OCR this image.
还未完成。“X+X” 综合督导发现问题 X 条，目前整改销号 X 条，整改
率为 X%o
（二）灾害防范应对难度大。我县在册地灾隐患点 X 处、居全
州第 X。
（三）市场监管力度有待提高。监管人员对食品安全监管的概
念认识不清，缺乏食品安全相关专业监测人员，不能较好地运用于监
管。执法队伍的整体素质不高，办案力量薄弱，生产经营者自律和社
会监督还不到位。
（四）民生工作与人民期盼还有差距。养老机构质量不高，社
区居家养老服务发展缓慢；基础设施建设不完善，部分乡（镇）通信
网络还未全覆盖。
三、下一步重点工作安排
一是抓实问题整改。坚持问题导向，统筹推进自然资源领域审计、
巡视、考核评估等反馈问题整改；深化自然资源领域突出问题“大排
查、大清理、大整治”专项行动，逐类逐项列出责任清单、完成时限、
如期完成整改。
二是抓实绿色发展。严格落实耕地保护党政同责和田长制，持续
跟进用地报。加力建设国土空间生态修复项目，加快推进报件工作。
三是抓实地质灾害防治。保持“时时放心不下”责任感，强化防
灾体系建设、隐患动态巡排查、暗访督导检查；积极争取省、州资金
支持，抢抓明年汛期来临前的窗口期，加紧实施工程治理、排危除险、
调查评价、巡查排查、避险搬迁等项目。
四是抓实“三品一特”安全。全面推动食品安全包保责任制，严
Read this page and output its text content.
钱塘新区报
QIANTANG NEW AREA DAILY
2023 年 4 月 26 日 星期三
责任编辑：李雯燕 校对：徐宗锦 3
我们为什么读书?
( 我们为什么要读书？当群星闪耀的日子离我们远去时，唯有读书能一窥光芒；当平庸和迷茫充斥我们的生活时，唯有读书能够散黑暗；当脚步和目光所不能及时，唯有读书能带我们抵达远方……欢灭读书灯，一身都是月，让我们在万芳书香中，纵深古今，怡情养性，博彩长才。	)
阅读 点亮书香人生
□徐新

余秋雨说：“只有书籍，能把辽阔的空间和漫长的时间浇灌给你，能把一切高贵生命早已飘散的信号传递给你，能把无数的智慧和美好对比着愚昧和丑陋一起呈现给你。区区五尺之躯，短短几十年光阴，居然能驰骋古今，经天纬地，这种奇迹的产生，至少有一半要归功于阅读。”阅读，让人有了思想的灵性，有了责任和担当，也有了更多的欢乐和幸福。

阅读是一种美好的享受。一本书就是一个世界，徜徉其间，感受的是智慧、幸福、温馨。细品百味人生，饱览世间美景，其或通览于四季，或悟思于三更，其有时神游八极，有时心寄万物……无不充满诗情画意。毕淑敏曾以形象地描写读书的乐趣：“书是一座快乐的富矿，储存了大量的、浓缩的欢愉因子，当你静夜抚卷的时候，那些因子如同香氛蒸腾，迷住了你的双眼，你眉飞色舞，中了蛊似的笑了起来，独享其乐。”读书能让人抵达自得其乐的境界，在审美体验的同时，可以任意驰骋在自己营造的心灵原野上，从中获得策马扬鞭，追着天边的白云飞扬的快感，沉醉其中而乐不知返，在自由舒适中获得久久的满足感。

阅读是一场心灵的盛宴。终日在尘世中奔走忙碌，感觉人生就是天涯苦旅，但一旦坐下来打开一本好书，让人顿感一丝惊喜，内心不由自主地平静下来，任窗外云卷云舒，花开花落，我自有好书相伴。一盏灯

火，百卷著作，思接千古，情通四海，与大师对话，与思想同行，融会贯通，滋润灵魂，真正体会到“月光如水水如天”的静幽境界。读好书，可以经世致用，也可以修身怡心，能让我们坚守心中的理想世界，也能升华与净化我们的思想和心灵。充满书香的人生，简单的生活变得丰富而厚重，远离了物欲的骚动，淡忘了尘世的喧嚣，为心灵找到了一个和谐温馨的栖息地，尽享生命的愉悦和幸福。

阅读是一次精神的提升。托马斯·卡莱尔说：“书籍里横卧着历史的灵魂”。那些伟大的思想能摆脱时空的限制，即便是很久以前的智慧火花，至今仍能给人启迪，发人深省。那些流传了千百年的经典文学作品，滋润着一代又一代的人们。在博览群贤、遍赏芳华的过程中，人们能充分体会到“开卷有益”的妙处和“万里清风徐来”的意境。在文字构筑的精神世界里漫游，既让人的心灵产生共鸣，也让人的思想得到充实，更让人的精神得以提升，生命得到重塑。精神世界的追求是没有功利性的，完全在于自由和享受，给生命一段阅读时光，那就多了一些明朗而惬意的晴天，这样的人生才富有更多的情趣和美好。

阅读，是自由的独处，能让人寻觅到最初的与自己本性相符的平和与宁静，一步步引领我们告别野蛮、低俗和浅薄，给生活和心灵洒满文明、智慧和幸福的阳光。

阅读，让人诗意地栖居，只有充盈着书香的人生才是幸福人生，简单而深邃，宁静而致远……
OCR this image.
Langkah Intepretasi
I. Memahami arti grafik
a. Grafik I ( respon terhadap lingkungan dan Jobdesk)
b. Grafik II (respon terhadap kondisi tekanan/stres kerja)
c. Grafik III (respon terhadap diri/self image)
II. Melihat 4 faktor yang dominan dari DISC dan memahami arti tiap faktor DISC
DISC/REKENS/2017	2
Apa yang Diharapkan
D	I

____

_THE TASK_:
Could you reproduce every record above exactly as it appears?

_EXERCISE RESPONSE_:
OCR this image.
还未完成。“X+X” 综合督导发现问题 X 条，目前整改销号 X 条，整改
率为 X%o
（二）灾害防范应对难度大。我县在册地灾隐患点 X 处、居全
州第 X。
（三）市场监管力度有待提高。监管人员对食品安全监管的概
念认识不清，缺乏食品安全相关专业监测人员，不能较好地运用于监
管。执法队伍的整体素质不高，办案力量薄弱，生产经营者自律和社
会监督还不到位。
（四）民生工作与人民期盼还有差距。养老机构质量不高，社
区居家养老服务发展缓慢；基础设施建设不完善，部分乡（镇）通信
网络还未全覆盖。
三、下一步重点工作安排
一是抓实问题整改。坚持问题导向，统筹推进自然资源领域审计、
巡视、考核评估等反馈问题整改；深化自然资源领域突出问题“大排
查、大清理、大整治”专项行动，逐类逐项列出责任清单、完成时限、
如期完成整改。
二是抓实绿色发展。严格落实耕地保护党政同责和田长制，持续
跟进用地报。加力建设国土空间生态修复项目，加快推进报件工作。
三是抓实地质灾害防治。保持“时时放心不下”责任感，强化防
灾体系建设、隐患动态巡排查、暗访督导检查；积极争取省、州资金
支持，抢抓明年汛期来临前的窗口期，加紧实施工程治理、排危除险、
调查评价、巡查排查、避险搬迁等项目。
四是抓实“三品一特”安全。全面推动食品安全包保责任制，严
Read this page and output its text content.
钱塘新区报
QIANTANG NEW AREA DAILY
2023 年 4 月 26 日 星期三
责任编辑：李雯燕 校对：徐宗锦 3
我们为什么读书?
( 我们为什么要读书？当群星闪耀的日子离我们远去时，唯有读书能一窥光芒；当平庸和迷茫充斥我们的生活时，唯有读书能够散黑暗；当脚步和目光所不能及时，唯有读书能带我们抵达远方……欢灭读书灯，一身都是月，让我们在万芳书香中，纵深古今，怡情养性，博彩长才。	)
阅读 点亮书香人生
□徐新

余秋雨说：“只有书籍，能把辽阔的空间和漫长的时间浇灌给你，能把一切高贵生命早已飘散的信号传递给你，能把无数的智慧和美好对比着愚昧和丑陋一起呈现给你。区区五尺之躯，短短几十年光阴，居然能驰骋古今，经天纬地，这种奇迹的产生，至少有一半要归功于阅读。”阅读，让人有了思想的灵性，有了责任和担当，也有了更多的欢乐和幸福。

阅读是一种美好的享受。一本书就是一个世界，徜徉其间，感受的是智慧、幸福、温馨。细品百味人生，饱览世间美景，其或通览于四季，或悟思于三更，其有时神游八极，有时心寄万物……无不充满诗情画意。毕淑敏曾以形象地描写读书的乐趣：“书是一座快乐的富矿，储存了大量的、浓缩的欢愉因子，当你静夜抚卷的时候，那些因子如同香氛蒸腾，迷住了你的双眼，你眉飞色舞，中了蛊似的笑了起来，独享其乐。”读书能让人抵达自得其乐的境界，在审美体验的同时，可以任意驰骋在自己营造的心灵原野上，从中获得策马扬鞭，追着天边的白云飞扬的快感，沉醉其中而乐不知返，在自由舒适中获得久久的满足感。

阅读是一场心灵的盛宴。终日在尘世中奔走忙碌，感觉人生就是天涯苦旅，但一旦坐下来打开一本好书，让人顿感一丝惊喜，内心不由自主地平静下来，任窗外云卷云舒，花开花落，我自有好书相伴。一盏灯

火，百卷著作，思接千古，情通四海，与大师对话，与思想同行，融会贯通，滋润灵魂，真正体会到“月光如水水如天”的静幽境界。读好书，可以经世致用，也可以修身怡心，能让我们坚守心中的理想世界，也能升华与净化我们的思想和心灵。充满书香的人生，简单的生活变得丰富而厚重，远离了物欲的骚动，淡忘了尘世的喧嚣，为心灵找到了一个和谐温馨的栖息地，尽享生命的愉悦和幸福。

阅读是一次精神的提升。托马斯·卡莱尔说：“书籍里横卧着历史的灵魂”。那些伟大的思想能摆脱时空的限制，即便是很久以前的智慧火花，至今仍能给人启迪，发人深省。那些流传了千百年的经典文学作品，滋润着一代又一代的人们。在博览群贤、遍赏芳华的过程中，人们能充分体会到“开卷有益”的妙处和“万里清风徐来”的意境。在文字构筑的精神世界里漫游，既让人的心灵产生共鸣，也让人的思想得到充实，更让人的精神得以提升，生命得到重塑。精神世界的追求是没有功利性的，完全在于自由和享受，给生命一段阅读时光，那就多了一些明朗而惬意的晴天，这样的人生才富有更多的情趣和美好。

阅读，是自由的独处，能让人寻觅到最初的与自己本性相符的平和与宁静，一步步引领我们告别野蛮、低俗和浅薄，给生活和心灵洒满文明、智慧和幸福的阳光。

阅读，让人诗意地栖居，只有充盈着书香的人生才是幸福人生，简单而深邃，宁静而致远……
OCR this image.
Langkah Intepretasi
I. Memahami arti grafik
a. Grafik I ( respon terhadap lingkungan dan Jobdesk)
b. Grafik II (respon terhadap kondisi tekanan/stres kerja)
c. Grafik III (respon terhadap diri/self image)
II. Melihat 4 faktor yang dominan dari DISC dan memahami arti tiap faktor DISC
DISC/REKENS/2017	2
Apa yang Diharapkan
D	I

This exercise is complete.